--- Start ---

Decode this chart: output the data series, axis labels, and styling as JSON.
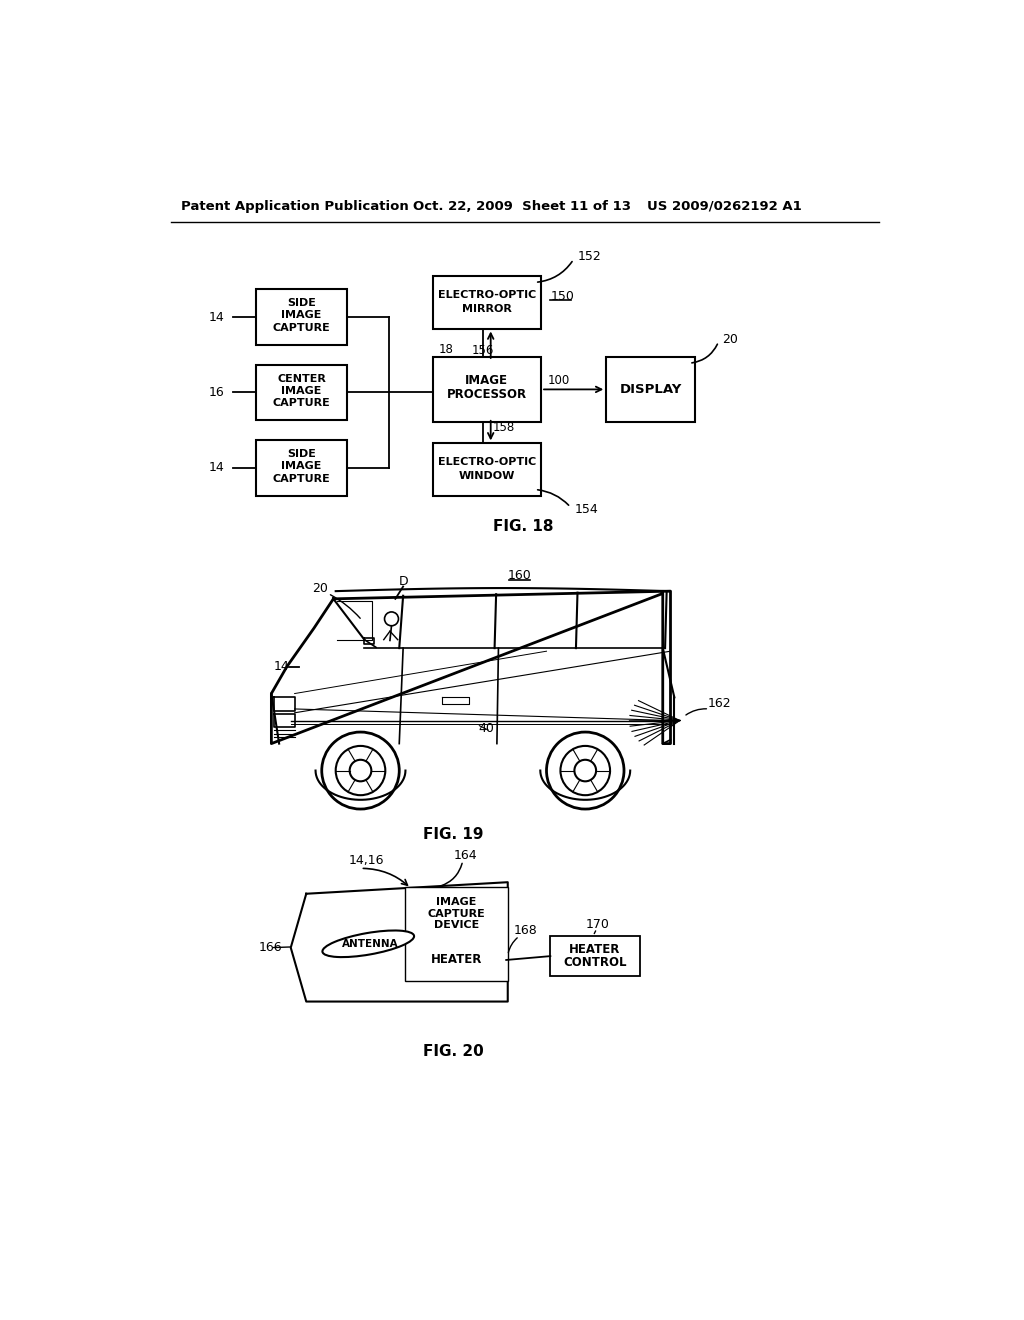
{
  "bg_color": "#ffffff",
  "header_left": "Patent Application Publication",
  "header_mid": "Oct. 22, 2009  Sheet 11 of 13",
  "header_right": "US 2009/0262192 A1"
}
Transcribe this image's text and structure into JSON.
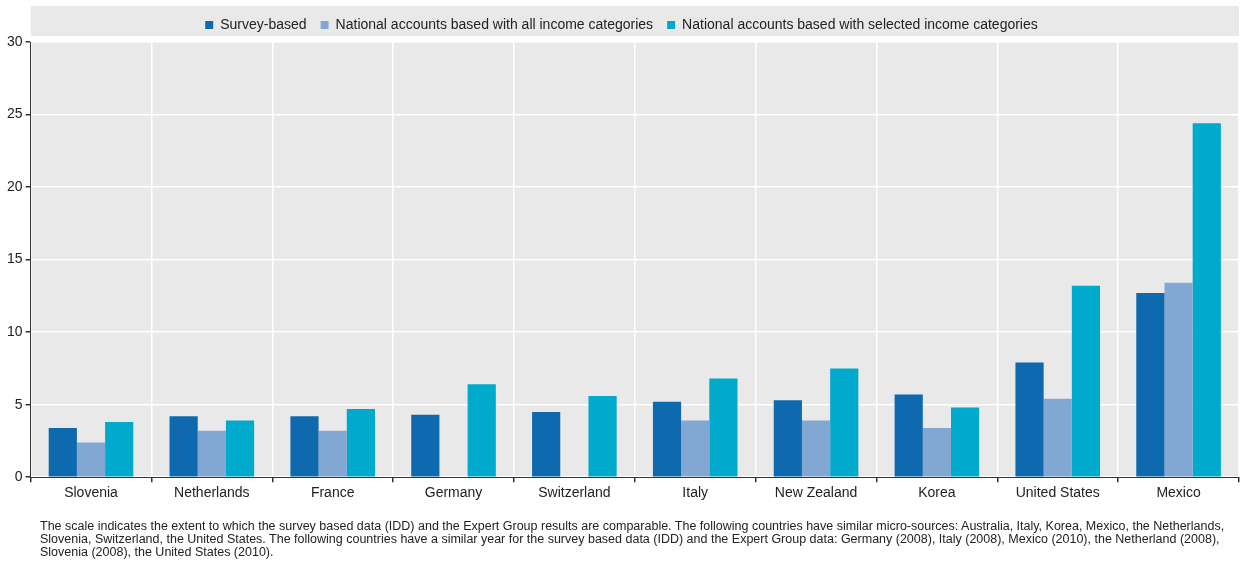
{
  "chart_data": {
    "type": "bar",
    "categories": [
      "Slovenia",
      "Netherlands",
      "France",
      "Germany",
      "Switzerland",
      "Italy",
      "New Zealand",
      "Korea",
      "United States",
      "Mexico"
    ],
    "series": [
      {
        "name": "Survey-based",
        "color": "#0f69af",
        "values": [
          3.4,
          4.2,
          4.2,
          4.3,
          4.5,
          5.2,
          5.3,
          5.7,
          7.9,
          12.7
        ]
      },
      {
        "name": "National accounts based with all income categories",
        "color": "#83a7d3",
        "values": [
          2.4,
          3.2,
          3.2,
          null,
          null,
          3.9,
          3.9,
          3.4,
          5.4,
          13.4
        ]
      },
      {
        "name": "National accounts based with selected income categories",
        "color": "#00aacc",
        "values": [
          3.8,
          3.9,
          4.7,
          6.4,
          5.6,
          6.8,
          7.5,
          4.8,
          13.2,
          24.4
        ]
      }
    ],
    "ylim": [
      0,
      30
    ],
    "yticks": [
      0,
      5,
      10,
      15,
      20,
      25,
      30
    ],
    "grid": true,
    "legend": "top",
    "annotations": [
      "The scale indicates the extent to which the survey based data (IDD) and the Expert Group results are comparable. The following countries have similar micro-sources: Australia, Italy, Korea, Mexico, the Netherlands, Slovenia, Switzerland, the United States. The following countries have a similar year for the survey based data (IDD) and the Expert Group data: Germany (2008), Italy (2008), Mexico (2010), the Netherland (2008), Slovenia (2008), the United States (2010)."
    ]
  }
}
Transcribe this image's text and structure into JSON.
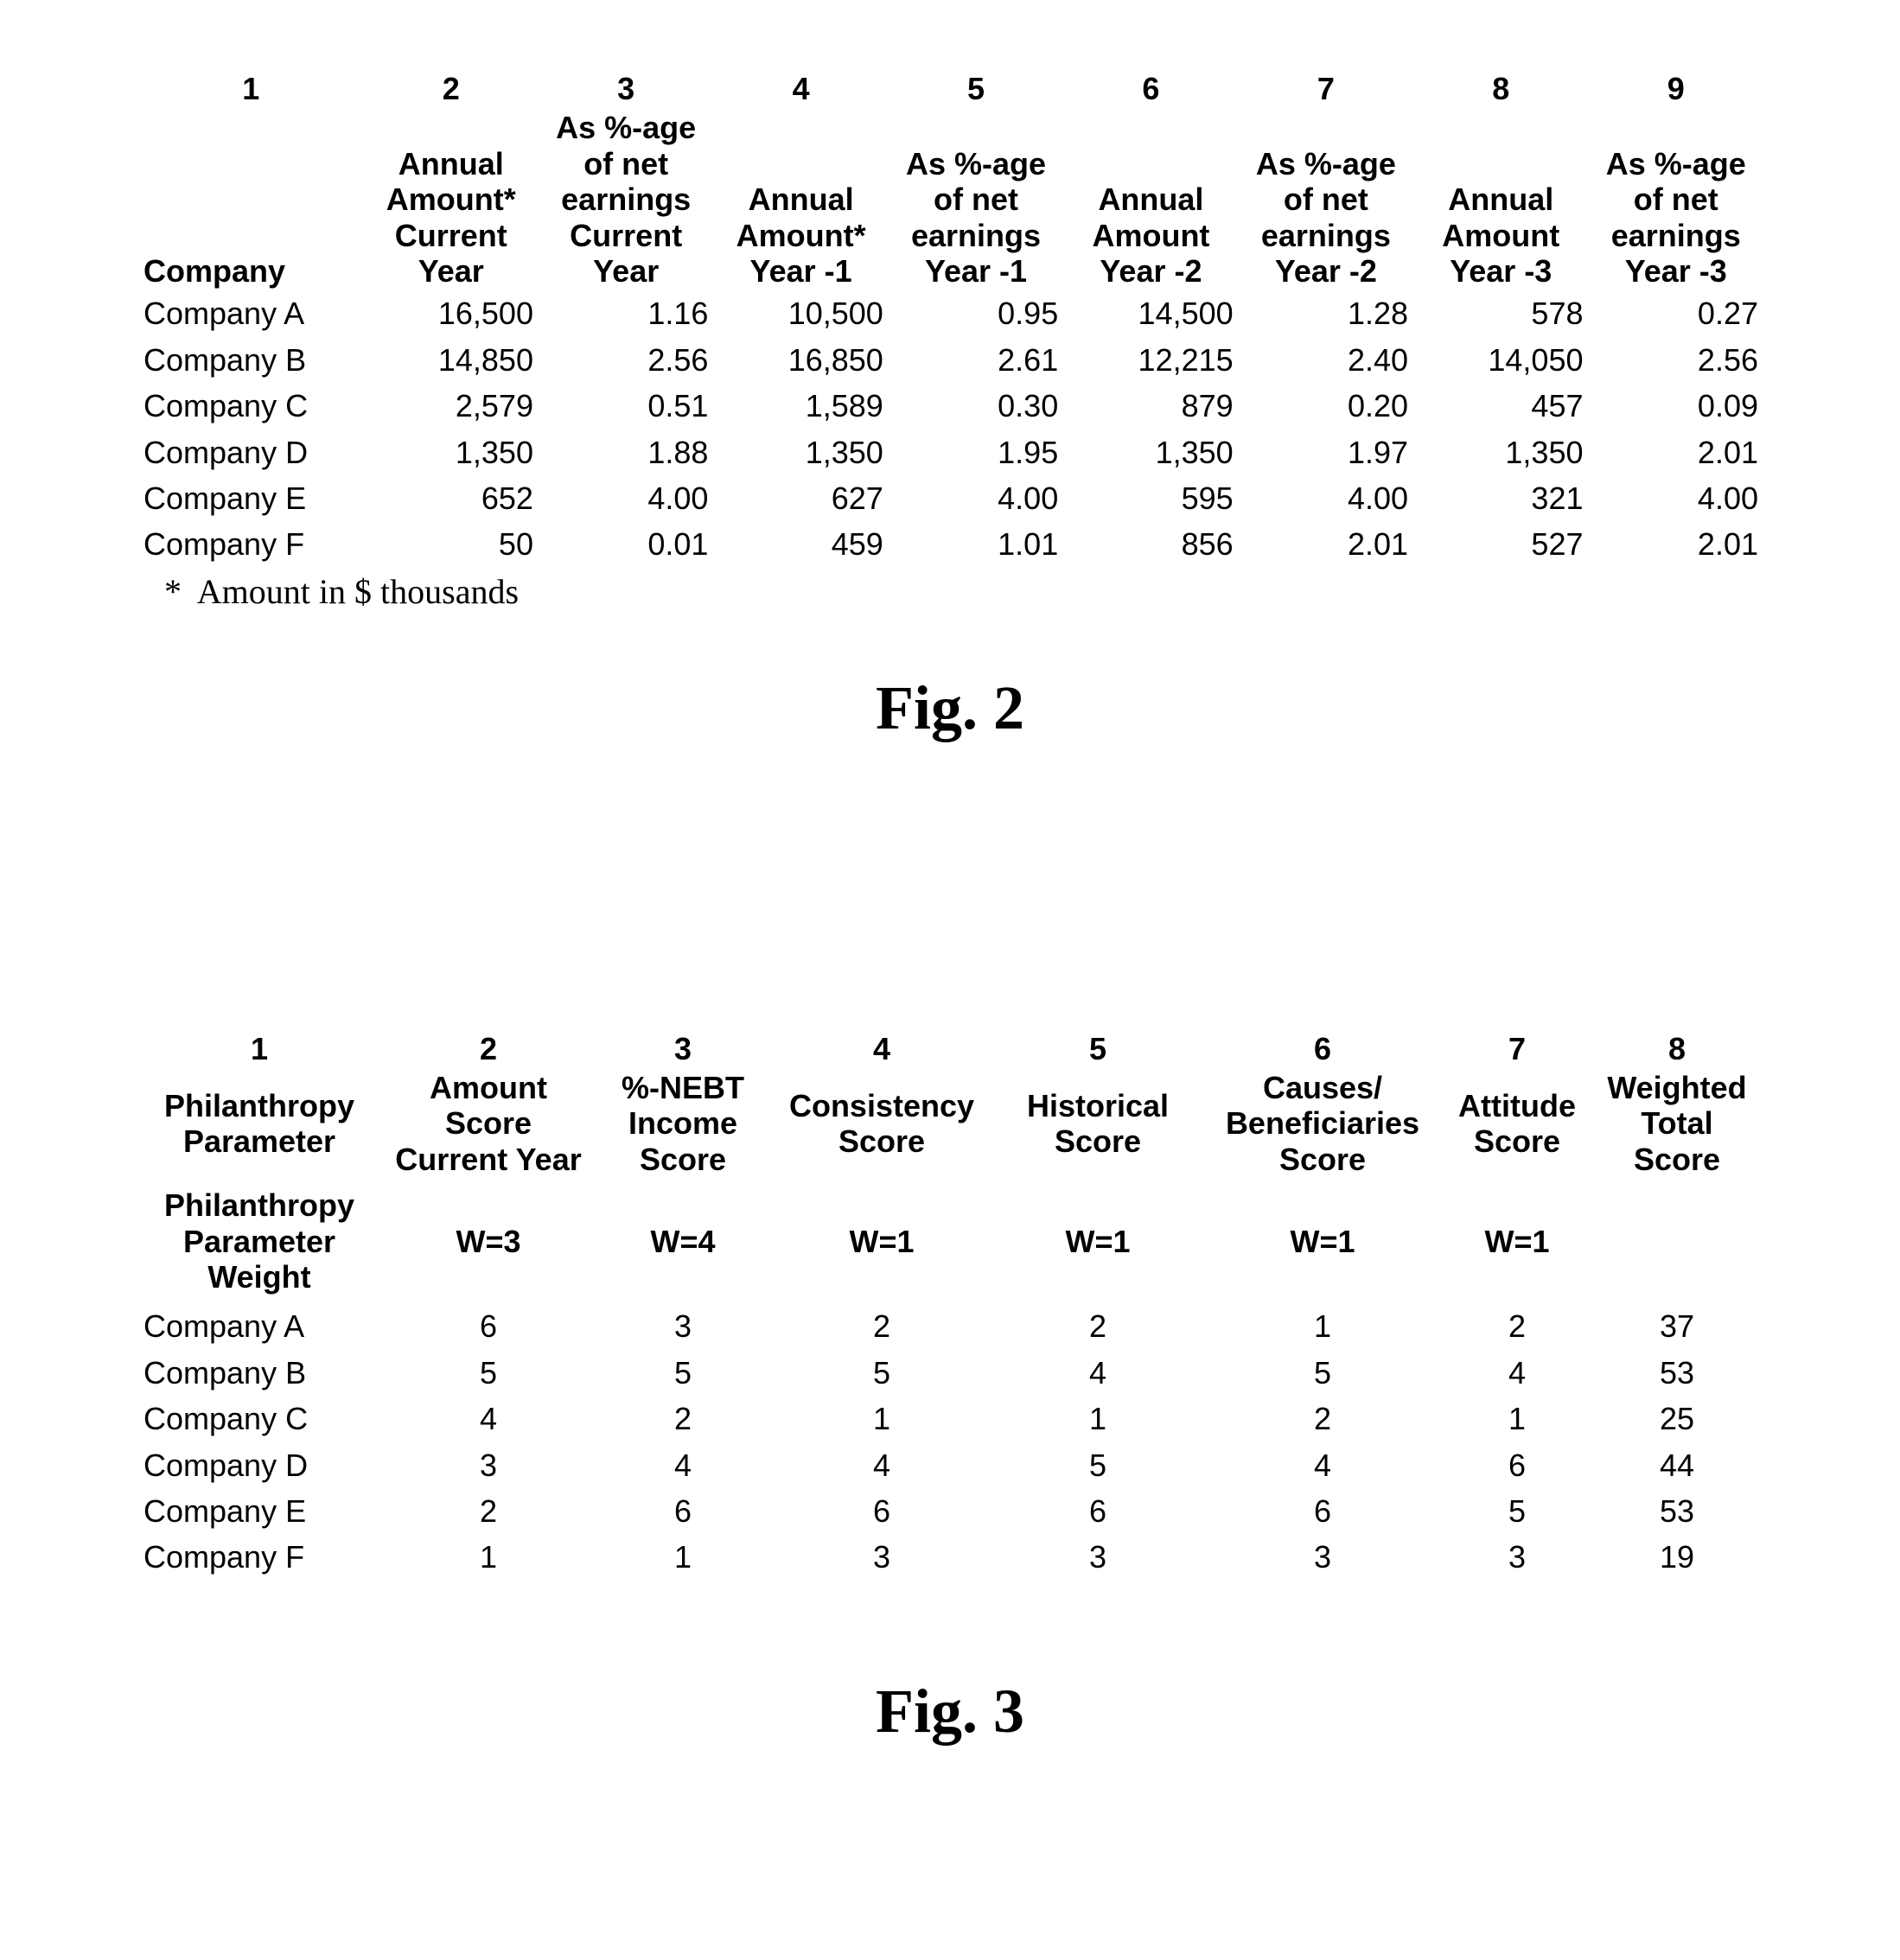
{
  "colors": {
    "background": "#ffffff",
    "text": "#000000"
  },
  "typography": {
    "data_font_family": "Arial, Helvetica, sans-serif",
    "caption_font_family": "\"Times New Roman\", Times, serif",
    "data_font_size_pt": 27,
    "caption_font_size_pt": 54,
    "footnote_font_size_pt": 30,
    "header_weight": "700",
    "data_weight": "400"
  },
  "fig2": {
    "caption": "Fig. 2",
    "footnote": "   *  Amount in $ thousands",
    "col_numbers": [
      "1",
      "2",
      "3",
      "4",
      "5",
      "6",
      "7",
      "8",
      "9"
    ],
    "headers": {
      "c1": "Company",
      "c2": "Annual\nAmount*\nCurrent\nYear",
      "c3": "As %-age\nof net\nearnings\nCurrent\nYear",
      "c4": "Annual\nAmount*\nYear -1",
      "c5": "As %-age\nof net\nearnings\nYear -1",
      "c6": "Annual\nAmount\nYear -2",
      "c7": "As %-age\nof net\nearnings\nYear -2",
      "c8": "Annual\nAmount\nYear -3",
      "c9": "As %-age\nof net\nearnings\nYear -3"
    },
    "column_alignment": [
      "left",
      "right",
      "right",
      "right",
      "right",
      "right",
      "right",
      "right",
      "right"
    ],
    "rows": [
      {
        "company": "Company A",
        "v": [
          "16,500",
          "1.16",
          "10,500",
          "0.95",
          "14,500",
          "1.28",
          "578",
          "0.27"
        ]
      },
      {
        "company": "Company B",
        "v": [
          "14,850",
          "2.56",
          "16,850",
          "2.61",
          "12,215",
          "2.40",
          "14,050",
          "2.56"
        ]
      },
      {
        "company": "Company C",
        "v": [
          "2,579",
          "0.51",
          "1,589",
          "0.30",
          "879",
          "0.20",
          "457",
          "0.09"
        ]
      },
      {
        "company": "Company D",
        "v": [
          "1,350",
          "1.88",
          "1,350",
          "1.95",
          "1,350",
          "1.97",
          "1,350",
          "2.01"
        ]
      },
      {
        "company": "Company E",
        "v": [
          "652",
          "4.00",
          "627",
          "4.00",
          "595",
          "4.00",
          "321",
          "4.00"
        ]
      },
      {
        "company": "Company F",
        "v": [
          "50",
          "0.01",
          "459",
          "1.01",
          "856",
          "2.01",
          "527",
          "2.01"
        ]
      }
    ]
  },
  "fig3": {
    "caption": "Fig. 3",
    "col_numbers": [
      "1",
      "2",
      "3",
      "4",
      "5",
      "6",
      "7",
      "8"
    ],
    "headers": {
      "c1": "Philanthropy\nParameter",
      "c2": "Amount\nScore\nCurrent Year",
      "c3": "%-NEBT\nIncome\nScore",
      "c4": "Consistency\nScore",
      "c5": "Historical\nScore",
      "c6": "Causes/\nBeneficiaries\nScore",
      "c7": "Attitude\nScore",
      "c8": "Weighted\nTotal Score"
    },
    "weight_row_label": "Philanthropy\nParameter\nWeight",
    "weights": [
      "W=3",
      "W=4",
      "W=1",
      "W=1",
      "W=1",
      "W=1",
      ""
    ],
    "column_alignment": [
      "left",
      "center",
      "center",
      "center",
      "center",
      "center",
      "center",
      "center"
    ],
    "rows": [
      {
        "company": "Company A",
        "v": [
          "6",
          "3",
          "2",
          "2",
          "1",
          "2",
          "37"
        ]
      },
      {
        "company": "Company B",
        "v": [
          "5",
          "5",
          "5",
          "4",
          "5",
          "4",
          "53"
        ]
      },
      {
        "company": "Company C",
        "v": [
          "4",
          "2",
          "1",
          "1",
          "2",
          "1",
          "25"
        ]
      },
      {
        "company": "Company D",
        "v": [
          "3",
          "4",
          "4",
          "5",
          "4",
          "6",
          "44"
        ]
      },
      {
        "company": "Company E",
        "v": [
          "2",
          "6",
          "6",
          "6",
          "6",
          "5",
          "53"
        ]
      },
      {
        "company": "Company F",
        "v": [
          "1",
          "1",
          "3",
          "3",
          "3",
          "3",
          "19"
        ]
      }
    ]
  }
}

--- End ---

◆ Direction
Write out every line of the listing that holds the word "series".

◆ Output of the exercise
Decode this chart: output the data series, axis labels, and styling as JSON.
    "series": [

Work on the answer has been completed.